What is needed
In full and without alteration, repeat the material.

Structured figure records
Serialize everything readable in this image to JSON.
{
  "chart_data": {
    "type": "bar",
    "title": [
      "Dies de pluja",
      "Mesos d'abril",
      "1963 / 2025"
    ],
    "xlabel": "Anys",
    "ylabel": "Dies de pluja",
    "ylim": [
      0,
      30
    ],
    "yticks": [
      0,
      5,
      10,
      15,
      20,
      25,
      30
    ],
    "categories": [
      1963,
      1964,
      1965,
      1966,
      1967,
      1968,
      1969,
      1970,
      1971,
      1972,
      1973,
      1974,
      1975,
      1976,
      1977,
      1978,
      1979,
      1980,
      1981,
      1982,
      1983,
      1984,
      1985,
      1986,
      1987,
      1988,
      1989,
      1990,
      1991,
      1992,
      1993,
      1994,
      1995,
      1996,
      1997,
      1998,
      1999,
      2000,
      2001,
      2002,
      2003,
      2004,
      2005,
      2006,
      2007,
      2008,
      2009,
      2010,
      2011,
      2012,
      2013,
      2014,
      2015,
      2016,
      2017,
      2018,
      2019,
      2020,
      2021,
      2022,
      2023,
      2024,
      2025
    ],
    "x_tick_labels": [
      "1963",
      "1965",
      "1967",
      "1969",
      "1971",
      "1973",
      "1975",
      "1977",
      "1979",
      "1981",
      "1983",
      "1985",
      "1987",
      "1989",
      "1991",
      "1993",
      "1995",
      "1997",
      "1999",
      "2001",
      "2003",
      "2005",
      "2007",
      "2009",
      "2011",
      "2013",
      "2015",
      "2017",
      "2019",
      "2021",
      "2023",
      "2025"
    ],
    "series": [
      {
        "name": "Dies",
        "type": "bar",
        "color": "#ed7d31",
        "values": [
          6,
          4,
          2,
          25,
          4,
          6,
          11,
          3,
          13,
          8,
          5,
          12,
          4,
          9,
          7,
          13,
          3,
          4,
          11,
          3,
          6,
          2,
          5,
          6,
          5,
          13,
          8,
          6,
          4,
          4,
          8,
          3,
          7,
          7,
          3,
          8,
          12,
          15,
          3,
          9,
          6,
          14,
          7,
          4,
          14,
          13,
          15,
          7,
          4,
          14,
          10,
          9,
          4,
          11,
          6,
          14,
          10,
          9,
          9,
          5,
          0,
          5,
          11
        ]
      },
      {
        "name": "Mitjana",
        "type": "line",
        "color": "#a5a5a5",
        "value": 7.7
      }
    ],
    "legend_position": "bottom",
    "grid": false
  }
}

Task solution
Serialize everything readable in this image to JSON.
{
  "chart_data": {
    "type": "bar",
    "title": [
      "Dies de pluja",
      "Mesos d'abril",
      "1963 / 2025"
    ],
    "xlabel": "Anys",
    "ylabel": "Dies de pluja",
    "ylim": [
      0,
      30
    ],
    "yticks": [
      0,
      5,
      10,
      15,
      20,
      25,
      30
    ],
    "categories": [
      1963,
      1964,
      1965,
      1966,
      1967,
      1968,
      1969,
      1970,
      1971,
      1972,
      1973,
      1974,
      1975,
      1976,
      1977,
      1978,
      1979,
      1980,
      1981,
      1982,
      1983,
      1984,
      1985,
      1986,
      1987,
      1988,
      1989,
      1990,
      1991,
      1992,
      1993,
      1994,
      1995,
      1996,
      1997,
      1998,
      1999,
      2000,
      2001,
      2002,
      2003,
      2004,
      2005,
      2006,
      2007,
      2008,
      2009,
      2010,
      2011,
      2012,
      2013,
      2014,
      2015,
      2016,
      2017,
      2018,
      2019,
      2020,
      2021,
      2022,
      2023,
      2024,
      2025
    ],
    "x_tick_labels": [
      "1963",
      "1965",
      "1967",
      "1969",
      "1971",
      "1973",
      "1975",
      "1977",
      "1979",
      "1981",
      "1983",
      "1985",
      "1987",
      "1989",
      "1991",
      "1993",
      "1995",
      "1997",
      "1999",
      "2001",
      "2003",
      "2005",
      "2007",
      "2009",
      "2011",
      "2013",
      "2015",
      "2017",
      "2019",
      "2021",
      "2023",
      "2025"
    ],
    "series": [
      {
        "name": "Dies",
        "type": "bar",
        "color": "#ed7d31",
        "values": [
          6,
          4,
          2,
          25,
          4,
          6,
          11,
          3,
          13,
          8,
          5,
          12,
          4,
          9,
          7,
          13,
          3,
          4,
          11,
          3,
          6,
          2,
          5,
          6,
          5,
          13,
          8,
          6,
          4,
          4,
          8,
          3,
          7,
          7,
          3,
          8,
          12,
          15,
          3,
          9,
          6,
          14,
          7,
          4,
          14,
          13,
          15,
          7,
          4,
          14,
          10,
          9,
          4,
          11,
          6,
          14,
          10,
          9,
          9,
          5,
          0,
          5,
          11
        ]
      },
      {
        "name": "Mitjana",
        "type": "line",
        "color": "#a5a5a5",
        "value": 7.7
      }
    ],
    "legend_position": "bottom",
    "grid": false
  }
}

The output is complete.